THE REQUEST: Convert the items below into a two-column CSV with the header input,output. Give one row per item, with its text under input and its answer under output, each in a single quoted field with line breaks replaced by spaces.

====== DATASET

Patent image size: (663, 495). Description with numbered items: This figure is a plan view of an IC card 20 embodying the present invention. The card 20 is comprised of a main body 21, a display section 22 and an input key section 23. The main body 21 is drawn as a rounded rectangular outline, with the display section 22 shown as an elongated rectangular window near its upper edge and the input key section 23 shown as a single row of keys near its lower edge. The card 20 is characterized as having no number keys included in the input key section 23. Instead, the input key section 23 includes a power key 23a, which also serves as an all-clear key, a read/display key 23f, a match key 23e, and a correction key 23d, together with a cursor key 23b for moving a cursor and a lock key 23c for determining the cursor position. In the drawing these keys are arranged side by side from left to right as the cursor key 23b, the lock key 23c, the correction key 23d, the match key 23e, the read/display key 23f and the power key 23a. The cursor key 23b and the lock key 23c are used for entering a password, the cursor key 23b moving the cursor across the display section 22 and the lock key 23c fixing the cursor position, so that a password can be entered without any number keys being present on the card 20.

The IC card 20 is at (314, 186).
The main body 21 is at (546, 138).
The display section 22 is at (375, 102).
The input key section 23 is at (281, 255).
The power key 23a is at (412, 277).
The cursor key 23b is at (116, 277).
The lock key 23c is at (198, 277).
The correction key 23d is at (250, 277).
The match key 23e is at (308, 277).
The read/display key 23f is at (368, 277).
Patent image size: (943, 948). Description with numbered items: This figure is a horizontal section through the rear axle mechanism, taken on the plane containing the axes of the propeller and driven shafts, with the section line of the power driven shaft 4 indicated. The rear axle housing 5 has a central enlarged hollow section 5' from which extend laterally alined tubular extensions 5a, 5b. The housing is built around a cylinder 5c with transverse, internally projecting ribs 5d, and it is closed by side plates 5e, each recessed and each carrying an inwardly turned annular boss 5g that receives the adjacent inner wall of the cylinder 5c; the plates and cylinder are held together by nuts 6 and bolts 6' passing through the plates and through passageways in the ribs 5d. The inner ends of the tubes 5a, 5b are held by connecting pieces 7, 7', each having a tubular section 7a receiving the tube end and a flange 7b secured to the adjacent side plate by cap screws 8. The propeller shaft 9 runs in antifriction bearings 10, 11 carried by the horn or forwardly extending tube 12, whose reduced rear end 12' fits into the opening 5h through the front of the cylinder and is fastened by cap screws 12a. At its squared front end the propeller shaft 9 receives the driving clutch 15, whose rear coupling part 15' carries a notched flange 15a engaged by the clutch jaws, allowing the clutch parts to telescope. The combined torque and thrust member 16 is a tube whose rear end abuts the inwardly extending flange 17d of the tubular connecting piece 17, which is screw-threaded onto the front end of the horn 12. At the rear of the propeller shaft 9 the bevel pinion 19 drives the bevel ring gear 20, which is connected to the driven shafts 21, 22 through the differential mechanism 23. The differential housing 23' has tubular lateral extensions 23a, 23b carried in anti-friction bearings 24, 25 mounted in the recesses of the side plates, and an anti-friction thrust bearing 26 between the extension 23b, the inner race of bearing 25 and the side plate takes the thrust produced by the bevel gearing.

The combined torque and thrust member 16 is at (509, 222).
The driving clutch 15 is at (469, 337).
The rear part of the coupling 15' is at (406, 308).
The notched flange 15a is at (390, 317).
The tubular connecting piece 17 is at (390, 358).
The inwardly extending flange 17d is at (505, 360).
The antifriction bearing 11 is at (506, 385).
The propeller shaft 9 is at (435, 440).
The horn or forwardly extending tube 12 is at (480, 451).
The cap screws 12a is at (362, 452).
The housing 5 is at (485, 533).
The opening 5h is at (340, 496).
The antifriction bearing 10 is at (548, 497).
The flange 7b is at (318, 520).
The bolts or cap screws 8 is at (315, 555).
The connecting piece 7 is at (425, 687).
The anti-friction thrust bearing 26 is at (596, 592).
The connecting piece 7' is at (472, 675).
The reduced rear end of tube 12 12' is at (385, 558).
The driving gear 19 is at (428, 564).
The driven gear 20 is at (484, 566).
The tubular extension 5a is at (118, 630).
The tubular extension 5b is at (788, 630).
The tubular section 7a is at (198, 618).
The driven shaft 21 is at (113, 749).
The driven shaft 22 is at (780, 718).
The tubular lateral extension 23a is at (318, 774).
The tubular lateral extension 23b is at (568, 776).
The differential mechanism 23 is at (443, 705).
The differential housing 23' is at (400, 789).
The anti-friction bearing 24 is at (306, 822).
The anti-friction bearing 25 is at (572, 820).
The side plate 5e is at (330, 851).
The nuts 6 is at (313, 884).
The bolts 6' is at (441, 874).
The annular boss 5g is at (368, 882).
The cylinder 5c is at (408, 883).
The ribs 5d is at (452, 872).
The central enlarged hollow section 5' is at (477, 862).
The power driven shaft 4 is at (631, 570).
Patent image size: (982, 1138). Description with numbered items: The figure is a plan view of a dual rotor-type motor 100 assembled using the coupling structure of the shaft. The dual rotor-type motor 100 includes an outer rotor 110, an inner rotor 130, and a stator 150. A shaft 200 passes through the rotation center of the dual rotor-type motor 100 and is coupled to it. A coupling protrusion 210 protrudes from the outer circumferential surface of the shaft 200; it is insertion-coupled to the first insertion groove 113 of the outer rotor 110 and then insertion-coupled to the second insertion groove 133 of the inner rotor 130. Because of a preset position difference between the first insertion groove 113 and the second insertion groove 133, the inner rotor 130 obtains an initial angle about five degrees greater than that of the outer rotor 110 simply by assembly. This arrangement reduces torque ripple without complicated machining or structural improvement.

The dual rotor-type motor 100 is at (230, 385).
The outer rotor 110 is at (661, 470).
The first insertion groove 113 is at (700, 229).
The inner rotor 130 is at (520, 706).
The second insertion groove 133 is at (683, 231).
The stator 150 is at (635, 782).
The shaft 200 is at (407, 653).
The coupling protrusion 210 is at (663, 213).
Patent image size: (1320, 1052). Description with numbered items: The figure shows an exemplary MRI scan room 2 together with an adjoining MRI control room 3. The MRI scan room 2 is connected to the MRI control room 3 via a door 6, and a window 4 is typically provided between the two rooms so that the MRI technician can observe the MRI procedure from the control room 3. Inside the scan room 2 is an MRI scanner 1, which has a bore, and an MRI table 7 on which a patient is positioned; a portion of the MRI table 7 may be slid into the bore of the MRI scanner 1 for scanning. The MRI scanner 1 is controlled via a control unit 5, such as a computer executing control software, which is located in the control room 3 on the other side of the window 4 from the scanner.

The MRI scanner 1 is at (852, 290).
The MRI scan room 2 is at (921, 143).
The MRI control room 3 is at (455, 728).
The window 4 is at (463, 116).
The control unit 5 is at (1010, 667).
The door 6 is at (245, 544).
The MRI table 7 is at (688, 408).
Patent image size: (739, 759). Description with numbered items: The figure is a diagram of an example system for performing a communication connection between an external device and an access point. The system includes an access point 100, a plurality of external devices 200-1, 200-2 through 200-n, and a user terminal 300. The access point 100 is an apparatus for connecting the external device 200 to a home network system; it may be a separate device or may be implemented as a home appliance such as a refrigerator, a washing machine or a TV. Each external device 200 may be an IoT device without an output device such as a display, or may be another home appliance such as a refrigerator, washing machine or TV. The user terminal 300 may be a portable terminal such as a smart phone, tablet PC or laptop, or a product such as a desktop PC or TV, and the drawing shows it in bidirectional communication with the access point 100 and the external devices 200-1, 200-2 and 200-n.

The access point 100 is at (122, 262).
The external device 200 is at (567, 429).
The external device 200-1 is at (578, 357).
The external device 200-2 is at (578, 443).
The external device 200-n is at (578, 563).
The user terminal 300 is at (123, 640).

============

WRITTEN ANSWER:
input,output
"Patent image size: (663, 495). Description with numbered items: This figure is a plan view of an IC card 20 embodying the present invention. The card 20 is comprised of a main body 21, a display section 22 and an input key section 23. The main body 21 is drawn as a rounded rectangular outline, with the display section 22 shown as an elongated rectangular window near its upper edge and the input key section 23 shown as a single row of keys near its lower edge. The card 20 is characterized as having no number keys included in the input key section 23. Instead, the input key section 23 includes a power key 23a, which also serves as an all-clear key, a read/display key 23f, a match key 23e, and a correction key 23d, together with a cursor key 23b for moving a cursor and a lock key 23c for determining the cursor position. In the drawing these keys are arranged side by side from left to right as the cursor key 23b, the lock key 23c, the correction key 23d, the match key 23e, the read/display key 23f and the power key 23a. The cursor key 23b and the lock key 23c are used for entering a password, the cursor key 23b moving the cursor across the display section 22 and the lock key 23c fixing the cursor position, so that a password can be entered without any number keys being present on the card 20.","The IC card 20 is at (314, 186). The main body 21 is at (546, 138). The display section 22 is at (375, 102). The input key section 23 is at (281, 255). The power key 23a is at (412, 277). The cursor key 23b is at (116, 277). The lock key 23c is at (198, 277). The correction key 23d is at (250, 277). The match key 23e is at (308, 277). The read/display key 23f is at (368, 277)."
"Patent image size: (943, 948). Description with numbered items: This figure is a horizontal section through the rear axle mechanism, taken on the plane containing the axes of the propeller and driven shafts, with the section line of the power driven shaft 4 indicated. The rear axle housing 5 has a central enlarged hollow section 5' from which extend laterally alined tubular extensions 5a, 5b. The housing is built around a cylinder 5c with transverse, internally projecting ribs 5d, and it is closed by side plates 5e, each recessed and each carrying an inwardly turned annular boss 5g that receives the adjacent inner wall of the cylinder 5c; the plates and cylinder are held together by nuts 6 and bolts 6' passing through the plates and through passageways in the ribs 5d. The inner ends of the tubes 5a, 5b are held by connecting pieces 7, 7', each having a tubular section 7a receiving the tube end and a flange 7b secured to the adjacent side plate by cap screws 8. The propeller shaft 9 runs in antifriction bearings 10, 11 carried by the horn or forwardly extending tube 12, whose reduced rear end 12' fits into the opening 5h through the front of the cylinder and is fastened by cap screws 12a. At its squared front end the propeller shaft 9 receives the driving clutch 15, whose rear coupling part 15' carries a notched flange 15a engaged by the clutch jaws, allowing the clutch parts to telescope. The combined torque and thrust member 16 is a tube whose rear end abuts the inwardly extending flange 17d of the tubular connecting piece 17, which is screw-threaded onto the front end of the horn 12. At the rear of the propeller shaft 9 the bevel pinion 19 drives the bevel ring gear 20, which is connected to the driven shafts 21, 22 through the differential mechanism 23. The differential housing 23' has tubular lateral extensions 23a, 23b carried in anti-friction bearings 24, 25 mounted in the recesses of the side plates, and an anti-friction thrust bearing 26 between the extension 23b, the inner race of bearing 25 and the side plate takes the thrust produced by the bevel gearing.","The combined torque and thrust member 16 is at (509, 222). The driving clutch 15 is at (469, 337). The rear part of the coupling 15' is at (406, 308). The notched flange 15a is at (390, 317). The tubular connecting piece 17 is at (390, 358). The inwardly extending flange 17d is at (505, 360). The antifriction bearing 11 is at (506, 385). The propeller shaft 9 is at (435, 440). The horn or forwardly extending tube 12 is at (480, 451). The cap screws 12a is at (362, 452). The housing 5 is at (485, 533). The opening 5h is at (340, 496). The antifriction bearing 10 is at (548, 497). The flange 7b is at (318, 520). The bolts or cap screws 8 is at (315, 555). The connecting piece 7 is at (425, 687). The anti-friction thrust bearing 26 is at (596, 592). The connecting piece 7' is at (472, 675). The reduced rear end of tube 12 12' is at (385, 558). The driving gear 19 is at (428, 564). The driven gear 20 is at (484, 566). The tubular extension 5a is at (118, 630). The tubular extension 5b is at (788, 630). The tubular section 7a is at (198, 618). The driven shaft 21 is at (113, 749). The driven shaft 22 is at (780, 718). The tubular lateral extension 23a is at (318, 774). The tubular lateral extension 23b is at (568, 776). The differential mechanism 23 is at (443, 705). The differential housing 23' is at (400, 789). The anti-friction bearing 24 is at (306, 822). The anti-friction bearing 25 is at (572, 820). The side plate 5e is at (330, 851). The nuts 6 is at (313, 884). The bolts 6' is at (441, 874). The annular boss 5g is at (368, 882). The cylinder 5c is at (408, 883). The ribs 5d is at (452, 872). The central enlarged hollow section 5' is at (477, 862). The power driven shaft 4 is at (631, 570)."
"Patent image size: (982, 1138). Description with numbered items: The figure is a plan view of a dual rotor-type motor 100 assembled using the coupling structure of the shaft. The dual rotor-type motor 100 includes an outer rotor 110, an inner rotor 130, and a stator 150. A shaft 200 passes through the rotation center of the dual rotor-type motor 100 and is coupled to it. A coupling protrusion 210 protrudes from the outer circumferential surface of the shaft 200; it is insertion-coupled to the first insertion groove 113 of the outer rotor 110 and then insertion-coupled to the second insertion groove 133 of the inner rotor 130. Because of a preset position difference between the first insertion groove 113 and the second insertion groove 133, the inner rotor 130 obtains an initial angle about five degrees greater than that of the outer rotor 110 simply by assembly. This arrangement reduces torque ripple without complicated machining or structural improvement.","The dual rotor-type motor 100 is at (230, 385). The outer rotor 110 is at (661, 470). The first insertion groove 113 is at (700, 229). The inner rotor 130 is at (520, 706). The second insertion groove 133 is at (683, 231). The stator 150 is at (635, 782). The shaft 200 is at (407, 653). The coupling protrusion 210 is at (663, 213)."
"Patent image size: (1320, 1052). Description with numbered items: The figure shows an exemplary MRI scan room 2 together with an adjoining MRI control room 3. The MRI scan room 2 is connected to the MRI control room 3 via a door 6, and a window 4 is typically provided between the two rooms so that the MRI technician can observe the MRI procedure from the control room 3. Inside the scan room 2 is an MRI scanner 1, which has a bore, and an MRI table 7 on which a patient is positioned; a portion of the MRI table 7 may be slid into the bore of the MRI scanner 1 for scanning. The MRI scanner 1 is controlled via a control unit 5, such as a computer executing control software, which is located in the control room 3 on the other side of the window 4 from the scanner.","The MRI scanner 1 is at (852, 290). The MRI scan room 2 is at (921, 143). The MRI control room 3 is at (455, 728). The window 4 is at (463, 116). The control unit 5 is at (1010, 667). The door 6 is at (245, 544). The MRI table 7 is at (688, 408)."
"Patent image size: (739, 759). Description with numbered items: The figure is a diagram of an example system for performing a communication connection between an external device and an access point. The system includes an access point 100, a plurality of external devices 200-1, 200-2 through 200-n, and a user terminal 300. The access point 100 is an apparatus for connecting the external device 200 to a home network system; it may be a separate device or may be implemented as a home appliance such as a refrigerator, a washing machine or a TV. Each external device 200 may be an IoT device without an output device such as a display, or may be another home appliance such as a refrigerator, washing machine or TV. The user terminal 300 may be a portable terminal such as a smart phone, tablet PC or laptop, or a product such as a desktop PC or TV, and the drawing shows it in bidirectional communication with the access point 100 and the external devices 200-1, 200-2 and 200-n.","The access point 100 is at (122, 262). The external device 200 is at (567, 429). The external device 200-1 is at (578, 357). The external device 200-2 is at (578, 443). The external device 200-n is at (578, 563). The user terminal 300 is at (123, 640)."